#### INPUT ROWS ####
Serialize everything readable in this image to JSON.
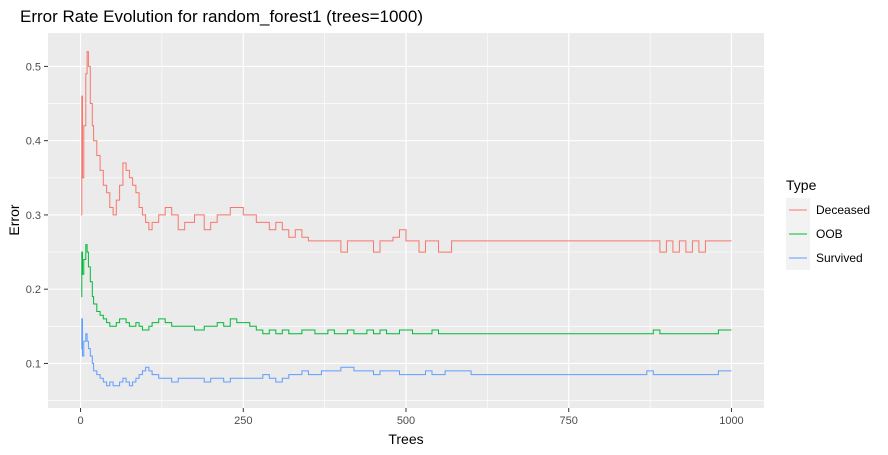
{
  "chart_data": {
    "type": "line",
    "title": "Error Rate Evolution for random_forest1 (trees=1000)",
    "xlabel": "Trees",
    "ylabel": "Error",
    "xlim": [
      -50,
      1050
    ],
    "ylim": [
      0.04,
      0.545
    ],
    "x_ticks": [
      0,
      250,
      500,
      750,
      1000
    ],
    "y_ticks": [
      0.1,
      0.2,
      0.3,
      0.4,
      0.5
    ],
    "x_tick_labels": [
      "0",
      "250",
      "500",
      "750",
      "1000"
    ],
    "y_tick_labels": [
      "0.1",
      "0.2",
      "0.3",
      "0.4",
      "0.5"
    ],
    "grid": true,
    "legend": {
      "title": "Type",
      "placement": "right"
    },
    "series": [
      {
        "name": "Deceased",
        "color": "#F8766D",
        "x": [
          1,
          2,
          3,
          5,
          8,
          10,
          12,
          15,
          18,
          20,
          25,
          30,
          35,
          40,
          45,
          50,
          55,
          60,
          65,
          70,
          75,
          80,
          85,
          90,
          95,
          100,
          105,
          110,
          120,
          130,
          140,
          150,
          160,
          175,
          190,
          200,
          210,
          220,
          230,
          240,
          250,
          260,
          270,
          280,
          290,
          300,
          310,
          320,
          330,
          340,
          350,
          360,
          370,
          380,
          390,
          400,
          410,
          420,
          430,
          440,
          450,
          460,
          470,
          480,
          490,
          500,
          510,
          520,
          530,
          540,
          550,
          560,
          570,
          580,
          600,
          650,
          700,
          750,
          800,
          850,
          880,
          890,
          900,
          910,
          920,
          930,
          940,
          950,
          960,
          980,
          1000
        ],
        "y": [
          0.3,
          0.46,
          0.35,
          0.42,
          0.49,
          0.52,
          0.5,
          0.45,
          0.42,
          0.4,
          0.38,
          0.36,
          0.34,
          0.33,
          0.31,
          0.3,
          0.32,
          0.34,
          0.37,
          0.36,
          0.35,
          0.34,
          0.33,
          0.31,
          0.3,
          0.29,
          0.28,
          0.29,
          0.3,
          0.31,
          0.3,
          0.28,
          0.29,
          0.3,
          0.28,
          0.29,
          0.3,
          0.3,
          0.31,
          0.31,
          0.3,
          0.3,
          0.29,
          0.29,
          0.28,
          0.29,
          0.28,
          0.27,
          0.28,
          0.27,
          0.265,
          0.265,
          0.265,
          0.265,
          0.265,
          0.25,
          0.265,
          0.265,
          0.265,
          0.265,
          0.25,
          0.265,
          0.265,
          0.27,
          0.28,
          0.265,
          0.265,
          0.25,
          0.265,
          0.265,
          0.25,
          0.25,
          0.265,
          0.265,
          0.265,
          0.265,
          0.265,
          0.265,
          0.265,
          0.265,
          0.265,
          0.25,
          0.265,
          0.25,
          0.265,
          0.25,
          0.265,
          0.25,
          0.265,
          0.265,
          0.265
        ]
      },
      {
        "name": "OOB",
        "color": "#00BA38",
        "x": [
          1,
          2,
          3,
          5,
          8,
          10,
          12,
          15,
          18,
          20,
          25,
          30,
          35,
          40,
          45,
          50,
          55,
          60,
          65,
          70,
          75,
          80,
          85,
          90,
          95,
          100,
          105,
          110,
          120,
          130,
          140,
          150,
          160,
          175,
          190,
          200,
          210,
          220,
          230,
          240,
          250,
          260,
          270,
          280,
          290,
          300,
          310,
          320,
          330,
          340,
          350,
          360,
          370,
          380,
          390,
          400,
          410,
          420,
          430,
          440,
          450,
          460,
          470,
          480,
          490,
          500,
          510,
          520,
          530,
          540,
          550,
          560,
          570,
          580,
          600,
          650,
          700,
          750,
          800,
          850,
          880,
          890,
          900,
          910,
          920,
          930,
          940,
          950,
          960,
          980,
          1000
        ],
        "y": [
          0.19,
          0.25,
          0.22,
          0.24,
          0.26,
          0.25,
          0.23,
          0.21,
          0.19,
          0.18,
          0.17,
          0.165,
          0.16,
          0.155,
          0.15,
          0.15,
          0.155,
          0.16,
          0.16,
          0.155,
          0.15,
          0.15,
          0.155,
          0.15,
          0.145,
          0.145,
          0.15,
          0.155,
          0.16,
          0.155,
          0.15,
          0.15,
          0.15,
          0.145,
          0.15,
          0.15,
          0.155,
          0.15,
          0.16,
          0.155,
          0.155,
          0.15,
          0.145,
          0.14,
          0.145,
          0.14,
          0.145,
          0.14,
          0.14,
          0.145,
          0.145,
          0.14,
          0.14,
          0.145,
          0.14,
          0.14,
          0.145,
          0.14,
          0.14,
          0.145,
          0.14,
          0.145,
          0.14,
          0.14,
          0.145,
          0.145,
          0.14,
          0.14,
          0.14,
          0.145,
          0.14,
          0.14,
          0.14,
          0.14,
          0.14,
          0.14,
          0.14,
          0.14,
          0.14,
          0.14,
          0.145,
          0.14,
          0.14,
          0.14,
          0.14,
          0.14,
          0.14,
          0.14,
          0.14,
          0.145,
          0.145
        ]
      },
      {
        "name": "Survived",
        "color": "#619CFF",
        "x": [
          1,
          2,
          3,
          5,
          8,
          10,
          12,
          15,
          18,
          20,
          25,
          30,
          35,
          40,
          45,
          50,
          55,
          60,
          65,
          70,
          75,
          80,
          85,
          90,
          95,
          100,
          105,
          110,
          120,
          130,
          140,
          150,
          160,
          175,
          190,
          200,
          210,
          220,
          230,
          240,
          250,
          260,
          270,
          280,
          290,
          300,
          310,
          320,
          330,
          340,
          350,
          360,
          370,
          380,
          390,
          400,
          410,
          420,
          430,
          440,
          450,
          460,
          470,
          480,
          490,
          500,
          510,
          520,
          530,
          540,
          550,
          560,
          570,
          580,
          600,
          650,
          700,
          750,
          800,
          850,
          870,
          880,
          890,
          900,
          920,
          940,
          960,
          970,
          980,
          1000
        ],
        "y": [
          0.12,
          0.16,
          0.11,
          0.13,
          0.14,
          0.13,
          0.12,
          0.11,
          0.1,
          0.09,
          0.085,
          0.08,
          0.075,
          0.07,
          0.075,
          0.07,
          0.07,
          0.075,
          0.08,
          0.075,
          0.07,
          0.075,
          0.08,
          0.085,
          0.09,
          0.095,
          0.09,
          0.085,
          0.08,
          0.08,
          0.075,
          0.08,
          0.08,
          0.08,
          0.075,
          0.08,
          0.08,
          0.075,
          0.08,
          0.08,
          0.08,
          0.08,
          0.08,
          0.085,
          0.08,
          0.075,
          0.08,
          0.085,
          0.085,
          0.09,
          0.085,
          0.085,
          0.09,
          0.09,
          0.09,
          0.095,
          0.095,
          0.09,
          0.09,
          0.09,
          0.085,
          0.09,
          0.09,
          0.09,
          0.085,
          0.085,
          0.085,
          0.085,
          0.09,
          0.085,
          0.085,
          0.09,
          0.09,
          0.09,
          0.085,
          0.085,
          0.085,
          0.085,
          0.085,
          0.085,
          0.09,
          0.085,
          0.085,
          0.085,
          0.085,
          0.085,
          0.085,
          0.085,
          0.09,
          0.09
        ]
      }
    ]
  }
}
####
Transcribe the listing in full. Omit the pictures and keep every line exact.

Serialize everything readable in this image to JSON.
{
  "chart_data": {
    "type": "line",
    "title": "Error Rate Evolution for random_forest1 (trees=1000)",
    "xlabel": "Trees",
    "ylabel": "Error",
    "xlim": [
      -50,
      1050
    ],
    "ylim": [
      0.04,
      0.545
    ],
    "x_ticks": [
      0,
      250,
      500,
      750,
      1000
    ],
    "y_ticks": [
      0.1,
      0.2,
      0.3,
      0.4,
      0.5
    ],
    "x_tick_labels": [
      "0",
      "250",
      "500",
      "750",
      "1000"
    ],
    "y_tick_labels": [
      "0.1",
      "0.2",
      "0.3",
      "0.4",
      "0.5"
    ],
    "grid": true,
    "legend": {
      "title": "Type",
      "placement": "right"
    },
    "series": [
      {
        "name": "Deceased",
        "color": "#F8766D",
        "x": [
          1,
          2,
          3,
          5,
          8,
          10,
          12,
          15,
          18,
          20,
          25,
          30,
          35,
          40,
          45,
          50,
          55,
          60,
          65,
          70,
          75,
          80,
          85,
          90,
          95,
          100,
          105,
          110,
          120,
          130,
          140,
          150,
          160,
          175,
          190,
          200,
          210,
          220,
          230,
          240,
          250,
          260,
          270,
          280,
          290,
          300,
          310,
          320,
          330,
          340,
          350,
          360,
          370,
          380,
          390,
          400,
          410,
          420,
          430,
          440,
          450,
          460,
          470,
          480,
          490,
          500,
          510,
          520,
          530,
          540,
          550,
          560,
          570,
          580,
          600,
          650,
          700,
          750,
          800,
          850,
          880,
          890,
          900,
          910,
          920,
          930,
          940,
          950,
          960,
          980,
          1000
        ],
        "y": [
          0.3,
          0.46,
          0.35,
          0.42,
          0.49,
          0.52,
          0.5,
          0.45,
          0.42,
          0.4,
          0.38,
          0.36,
          0.34,
          0.33,
          0.31,
          0.3,
          0.32,
          0.34,
          0.37,
          0.36,
          0.35,
          0.34,
          0.33,
          0.31,
          0.3,
          0.29,
          0.28,
          0.29,
          0.3,
          0.31,
          0.3,
          0.28,
          0.29,
          0.3,
          0.28,
          0.29,
          0.3,
          0.3,
          0.31,
          0.31,
          0.3,
          0.3,
          0.29,
          0.29,
          0.28,
          0.29,
          0.28,
          0.27,
          0.28,
          0.27,
          0.265,
          0.265,
          0.265,
          0.265,
          0.265,
          0.25,
          0.265,
          0.265,
          0.265,
          0.265,
          0.25,
          0.265,
          0.265,
          0.27,
          0.28,
          0.265,
          0.265,
          0.25,
          0.265,
          0.265,
          0.25,
          0.25,
          0.265,
          0.265,
          0.265,
          0.265,
          0.265,
          0.265,
          0.265,
          0.265,
          0.265,
          0.25,
          0.265,
          0.25,
          0.265,
          0.25,
          0.265,
          0.25,
          0.265,
          0.265,
          0.265
        ]
      },
      {
        "name": "OOB",
        "color": "#00BA38",
        "x": [
          1,
          2,
          3,
          5,
          8,
          10,
          12,
          15,
          18,
          20,
          25,
          30,
          35,
          40,
          45,
          50,
          55,
          60,
          65,
          70,
          75,
          80,
          85,
          90,
          95,
          100,
          105,
          110,
          120,
          130,
          140,
          150,
          160,
          175,
          190,
          200,
          210,
          220,
          230,
          240,
          250,
          260,
          270,
          280,
          290,
          300,
          310,
          320,
          330,
          340,
          350,
          360,
          370,
          380,
          390,
          400,
          410,
          420,
          430,
          440,
          450,
          460,
          470,
          480,
          490,
          500,
          510,
          520,
          530,
          540,
          550,
          560,
          570,
          580,
          600,
          650,
          700,
          750,
          800,
          850,
          880,
          890,
          900,
          910,
          920,
          930,
          940,
          950,
          960,
          980,
          1000
        ],
        "y": [
          0.19,
          0.25,
          0.22,
          0.24,
          0.26,
          0.25,
          0.23,
          0.21,
          0.19,
          0.18,
          0.17,
          0.165,
          0.16,
          0.155,
          0.15,
          0.15,
          0.155,
          0.16,
          0.16,
          0.155,
          0.15,
          0.15,
          0.155,
          0.15,
          0.145,
          0.145,
          0.15,
          0.155,
          0.16,
          0.155,
          0.15,
          0.15,
          0.15,
          0.145,
          0.15,
          0.15,
          0.155,
          0.15,
          0.16,
          0.155,
          0.155,
          0.15,
          0.145,
          0.14,
          0.145,
          0.14,
          0.145,
          0.14,
          0.14,
          0.145,
          0.145,
          0.14,
          0.14,
          0.145,
          0.14,
          0.14,
          0.145,
          0.14,
          0.14,
          0.145,
          0.14,
          0.145,
          0.14,
          0.14,
          0.145,
          0.145,
          0.14,
          0.14,
          0.14,
          0.145,
          0.14,
          0.14,
          0.14,
          0.14,
          0.14,
          0.14,
          0.14,
          0.14,
          0.14,
          0.14,
          0.145,
          0.14,
          0.14,
          0.14,
          0.14,
          0.14,
          0.14,
          0.14,
          0.14,
          0.145,
          0.145
        ]
      },
      {
        "name": "Survived",
        "color": "#619CFF",
        "x": [
          1,
          2,
          3,
          5,
          8,
          10,
          12,
          15,
          18,
          20,
          25,
          30,
          35,
          40,
          45,
          50,
          55,
          60,
          65,
          70,
          75,
          80,
          85,
          90,
          95,
          100,
          105,
          110,
          120,
          130,
          140,
          150,
          160,
          175,
          190,
          200,
          210,
          220,
          230,
          240,
          250,
          260,
          270,
          280,
          290,
          300,
          310,
          320,
          330,
          340,
          350,
          360,
          370,
          380,
          390,
          400,
          410,
          420,
          430,
          440,
          450,
          460,
          470,
          480,
          490,
          500,
          510,
          520,
          530,
          540,
          550,
          560,
          570,
          580,
          600,
          650,
          700,
          750,
          800,
          850,
          870,
          880,
          890,
          900,
          920,
          940,
          960,
          970,
          980,
          1000
        ],
        "y": [
          0.12,
          0.16,
          0.11,
          0.13,
          0.14,
          0.13,
          0.12,
          0.11,
          0.1,
          0.09,
          0.085,
          0.08,
          0.075,
          0.07,
          0.075,
          0.07,
          0.07,
          0.075,
          0.08,
          0.075,
          0.07,
          0.075,
          0.08,
          0.085,
          0.09,
          0.095,
          0.09,
          0.085,
          0.08,
          0.08,
          0.075,
          0.08,
          0.08,
          0.08,
          0.075,
          0.08,
          0.08,
          0.075,
          0.08,
          0.08,
          0.08,
          0.08,
          0.08,
          0.085,
          0.08,
          0.075,
          0.08,
          0.085,
          0.085,
          0.09,
          0.085,
          0.085,
          0.09,
          0.09,
          0.09,
          0.095,
          0.095,
          0.09,
          0.09,
          0.09,
          0.085,
          0.09,
          0.09,
          0.09,
          0.085,
          0.085,
          0.085,
          0.085,
          0.09,
          0.085,
          0.085,
          0.09,
          0.09,
          0.09,
          0.085,
          0.085,
          0.085,
          0.085,
          0.085,
          0.085,
          0.09,
          0.085,
          0.085,
          0.085,
          0.085,
          0.085,
          0.085,
          0.085,
          0.09,
          0.09
        ]
      }
    ]
  }
}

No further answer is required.